--- SUPPLIED DATA ---
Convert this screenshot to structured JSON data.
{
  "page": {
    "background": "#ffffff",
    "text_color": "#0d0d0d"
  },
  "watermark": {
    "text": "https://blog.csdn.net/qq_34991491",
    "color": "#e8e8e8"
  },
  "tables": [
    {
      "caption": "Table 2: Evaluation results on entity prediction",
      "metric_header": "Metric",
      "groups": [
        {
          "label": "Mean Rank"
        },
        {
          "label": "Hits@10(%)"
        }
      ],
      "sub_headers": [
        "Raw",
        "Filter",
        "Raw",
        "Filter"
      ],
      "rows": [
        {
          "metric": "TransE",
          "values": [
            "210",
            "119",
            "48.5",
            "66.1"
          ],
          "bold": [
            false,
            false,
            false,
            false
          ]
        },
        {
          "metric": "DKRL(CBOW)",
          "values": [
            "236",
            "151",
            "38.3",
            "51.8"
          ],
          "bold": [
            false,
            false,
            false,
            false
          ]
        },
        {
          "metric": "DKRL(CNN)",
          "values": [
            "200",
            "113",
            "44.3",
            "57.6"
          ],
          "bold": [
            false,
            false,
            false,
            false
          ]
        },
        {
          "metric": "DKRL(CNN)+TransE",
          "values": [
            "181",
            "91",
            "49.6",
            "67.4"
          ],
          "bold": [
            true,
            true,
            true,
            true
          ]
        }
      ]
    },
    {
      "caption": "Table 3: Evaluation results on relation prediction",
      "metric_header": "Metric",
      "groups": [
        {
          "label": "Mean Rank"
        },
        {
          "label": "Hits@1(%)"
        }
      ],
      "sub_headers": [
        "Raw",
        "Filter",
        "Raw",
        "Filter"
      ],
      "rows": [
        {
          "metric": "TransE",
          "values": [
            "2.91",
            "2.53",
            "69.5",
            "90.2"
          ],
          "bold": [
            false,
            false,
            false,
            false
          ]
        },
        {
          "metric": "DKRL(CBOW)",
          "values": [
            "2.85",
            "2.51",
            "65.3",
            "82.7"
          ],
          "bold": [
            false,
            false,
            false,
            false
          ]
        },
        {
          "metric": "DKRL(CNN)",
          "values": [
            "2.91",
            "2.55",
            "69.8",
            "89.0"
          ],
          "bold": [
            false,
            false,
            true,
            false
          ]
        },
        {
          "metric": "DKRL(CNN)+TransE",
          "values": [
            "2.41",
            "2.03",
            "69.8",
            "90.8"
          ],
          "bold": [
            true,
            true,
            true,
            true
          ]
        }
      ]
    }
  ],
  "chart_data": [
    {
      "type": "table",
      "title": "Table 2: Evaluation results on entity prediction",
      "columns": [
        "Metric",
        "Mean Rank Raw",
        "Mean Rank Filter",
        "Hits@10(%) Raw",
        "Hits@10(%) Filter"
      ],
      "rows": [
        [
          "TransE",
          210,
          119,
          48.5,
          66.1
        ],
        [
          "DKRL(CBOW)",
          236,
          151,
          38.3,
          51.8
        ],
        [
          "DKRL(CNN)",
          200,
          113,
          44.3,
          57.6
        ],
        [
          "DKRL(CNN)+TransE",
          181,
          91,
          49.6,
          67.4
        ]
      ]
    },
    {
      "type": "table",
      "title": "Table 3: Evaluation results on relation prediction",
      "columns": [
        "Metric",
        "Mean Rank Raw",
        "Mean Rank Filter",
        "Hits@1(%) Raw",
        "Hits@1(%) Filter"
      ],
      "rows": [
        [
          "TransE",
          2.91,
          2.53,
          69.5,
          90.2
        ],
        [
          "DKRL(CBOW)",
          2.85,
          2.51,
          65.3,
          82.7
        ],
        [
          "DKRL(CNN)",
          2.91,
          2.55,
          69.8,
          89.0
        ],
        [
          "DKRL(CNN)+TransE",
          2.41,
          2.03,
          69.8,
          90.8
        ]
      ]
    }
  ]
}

--- SHORT PROBLEM ---
Quote the whole listing above, leaving nothing out.

--- EXERCISE RESPONSE ---
Convert this screenshot to structured JSON data.
{
  "page": {
    "background": "#ffffff",
    "text_color": "#0d0d0d"
  },
  "watermark": {
    "text": "https://blog.csdn.net/qq_34991491",
    "color": "#e8e8e8"
  },
  "tables": [
    {
      "caption": "Table 2: Evaluation results on entity prediction",
      "metric_header": "Metric",
      "groups": [
        {
          "label": "Mean Rank"
        },
        {
          "label": "Hits@10(%)"
        }
      ],
      "sub_headers": [
        "Raw",
        "Filter",
        "Raw",
        "Filter"
      ],
      "rows": [
        {
          "metric": "TransE",
          "values": [
            "210",
            "119",
            "48.5",
            "66.1"
          ],
          "bold": [
            false,
            false,
            false,
            false
          ]
        },
        {
          "metric": "DKRL(CBOW)",
          "values": [
            "236",
            "151",
            "38.3",
            "51.8"
          ],
          "bold": [
            false,
            false,
            false,
            false
          ]
        },
        {
          "metric": "DKRL(CNN)",
          "values": [
            "200",
            "113",
            "44.3",
            "57.6"
          ],
          "bold": [
            false,
            false,
            false,
            false
          ]
        },
        {
          "metric": "DKRL(CNN)+TransE",
          "values": [
            "181",
            "91",
            "49.6",
            "67.4"
          ],
          "bold": [
            true,
            true,
            true,
            true
          ]
        }
      ]
    },
    {
      "caption": "Table 3: Evaluation results on relation prediction",
      "metric_header": "Metric",
      "groups": [
        {
          "label": "Mean Rank"
        },
        {
          "label": "Hits@1(%)"
        }
      ],
      "sub_headers": [
        "Raw",
        "Filter",
        "Raw",
        "Filter"
      ],
      "rows": [
        {
          "metric": "TransE",
          "values": [
            "2.91",
            "2.53",
            "69.5",
            "90.2"
          ],
          "bold": [
            false,
            false,
            false,
            false
          ]
        },
        {
          "metric": "DKRL(CBOW)",
          "values": [
            "2.85",
            "2.51",
            "65.3",
            "82.7"
          ],
          "bold": [
            false,
            false,
            false,
            false
          ]
        },
        {
          "metric": "DKRL(CNN)",
          "values": [
            "2.91",
            "2.55",
            "69.8",
            "89.0"
          ],
          "bold": [
            false,
            false,
            true,
            false
          ]
        },
        {
          "metric": "DKRL(CNN)+TransE",
          "values": [
            "2.41",
            "2.03",
            "69.8",
            "90.8"
          ],
          "bold": [
            true,
            true,
            true,
            true
          ]
        }
      ]
    }
  ],
  "chart_data": [
    {
      "type": "table",
      "title": "Table 2: Evaluation results on entity prediction",
      "columns": [
        "Metric",
        "Mean Rank Raw",
        "Mean Rank Filter",
        "Hits@10(%) Raw",
        "Hits@10(%) Filter"
      ],
      "rows": [
        [
          "TransE",
          210,
          119,
          48.5,
          66.1
        ],
        [
          "DKRL(CBOW)",
          236,
          151,
          38.3,
          51.8
        ],
        [
          "DKRL(CNN)",
          200,
          113,
          44.3,
          57.6
        ],
        [
          "DKRL(CNN)+TransE",
          181,
          91,
          49.6,
          67.4
        ]
      ]
    },
    {
      "type": "table",
      "title": "Table 3: Evaluation results on relation prediction",
      "columns": [
        "Metric",
        "Mean Rank Raw",
        "Mean Rank Filter",
        "Hits@1(%) Raw",
        "Hits@1(%) Filter"
      ],
      "rows": [
        [
          "TransE",
          2.91,
          2.53,
          69.5,
          90.2
        ],
        [
          "DKRL(CBOW)",
          2.85,
          2.51,
          65.3,
          82.7
        ],
        [
          "DKRL(CNN)",
          2.91,
          2.55,
          69.8,
          89.0
        ],
        [
          "DKRL(CNN)+TransE",
          2.41,
          2.03,
          69.8,
          90.8
        ]
      ]
    }
  ]
}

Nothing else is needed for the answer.